- [Information shown]:
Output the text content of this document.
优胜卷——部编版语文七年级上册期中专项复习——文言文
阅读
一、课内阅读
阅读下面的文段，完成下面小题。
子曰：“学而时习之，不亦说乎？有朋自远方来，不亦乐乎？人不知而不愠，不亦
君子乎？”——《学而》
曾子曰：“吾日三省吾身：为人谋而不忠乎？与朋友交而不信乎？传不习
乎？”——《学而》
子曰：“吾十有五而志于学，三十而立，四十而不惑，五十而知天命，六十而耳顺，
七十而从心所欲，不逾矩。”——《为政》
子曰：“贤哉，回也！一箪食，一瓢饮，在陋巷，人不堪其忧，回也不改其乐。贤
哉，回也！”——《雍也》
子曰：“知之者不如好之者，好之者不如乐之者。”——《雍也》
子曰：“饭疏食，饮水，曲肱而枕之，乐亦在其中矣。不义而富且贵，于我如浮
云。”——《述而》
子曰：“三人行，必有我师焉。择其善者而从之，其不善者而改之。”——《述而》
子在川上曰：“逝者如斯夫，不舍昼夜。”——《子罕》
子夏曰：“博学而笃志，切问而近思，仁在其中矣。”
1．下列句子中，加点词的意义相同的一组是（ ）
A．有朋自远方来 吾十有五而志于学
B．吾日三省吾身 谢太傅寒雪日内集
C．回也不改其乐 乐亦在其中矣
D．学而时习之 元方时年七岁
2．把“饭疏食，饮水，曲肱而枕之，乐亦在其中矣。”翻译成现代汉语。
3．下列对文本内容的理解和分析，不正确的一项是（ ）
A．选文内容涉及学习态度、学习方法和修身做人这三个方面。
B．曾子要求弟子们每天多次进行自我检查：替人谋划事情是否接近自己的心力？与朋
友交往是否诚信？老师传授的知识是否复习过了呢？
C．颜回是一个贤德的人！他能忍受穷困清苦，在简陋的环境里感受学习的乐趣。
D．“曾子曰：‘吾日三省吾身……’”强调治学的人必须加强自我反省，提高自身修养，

- [Task requirements]:
Transcribe the records above exactly as they appear.

- [Correct output]:
Output the text content of this document.
优胜卷——部编版语文七年级上册期中专项复习——文言文
阅读
一、课内阅读
阅读下面的文段，完成下面小题。
子曰：“学而时习之，不亦说乎？有朋自远方来，不亦乐乎？人不知而不愠，不亦
君子乎？”——《学而》
曾子曰：“吾日三省吾身：为人谋而不忠乎？与朋友交而不信乎？传不习
乎？”——《学而》
子曰：“吾十有五而志于学，三十而立，四十而不惑，五十而知天命，六十而耳顺，
七十而从心所欲，不逾矩。”——《为政》
子曰：“贤哉，回也！一箪食，一瓢饮，在陋巷，人不堪其忧，回也不改其乐。贤
哉，回也！”——《雍也》
子曰：“知之者不如好之者，好之者不如乐之者。”——《雍也》
子曰：“饭疏食，饮水，曲肱而枕之，乐亦在其中矣。不义而富且贵，于我如浮
云。”——《述而》
子曰：“三人行，必有我师焉。择其善者而从之，其不善者而改之。”——《述而》
子在川上曰：“逝者如斯夫，不舍昼夜。”——《子罕》
子夏曰：“博学而笃志，切问而近思，仁在其中矣。”
1．下列句子中，加点词的意义相同的一组是（ ）
A．有朋自远方来 吾十有五而志于学
B．吾日三省吾身 谢太傅寒雪日内集
C．回也不改其乐 乐亦在其中矣
D．学而时习之 元方时年七岁
2．把“饭疏食，饮水，曲肱而枕之，乐亦在其中矣。”翻译成现代汉语。
3．下列对文本内容的理解和分析，不正确的一项是（ ）
A．选文内容涉及学习态度、学习方法和修身做人这三个方面。
B．曾子要求弟子们每天多次进行自我检查：替人谋划事情是否接近自己的心力？与朋
友交往是否诚信？老师传授的知识是否复习过了呢？
C．颜回是一个贤德的人！他能忍受穷困清苦，在简陋的环境里感受学习的乐趣。
D．“曾子曰：‘吾日三省吾身……’”强调治学的人必须加强自我反省，提高自身修养，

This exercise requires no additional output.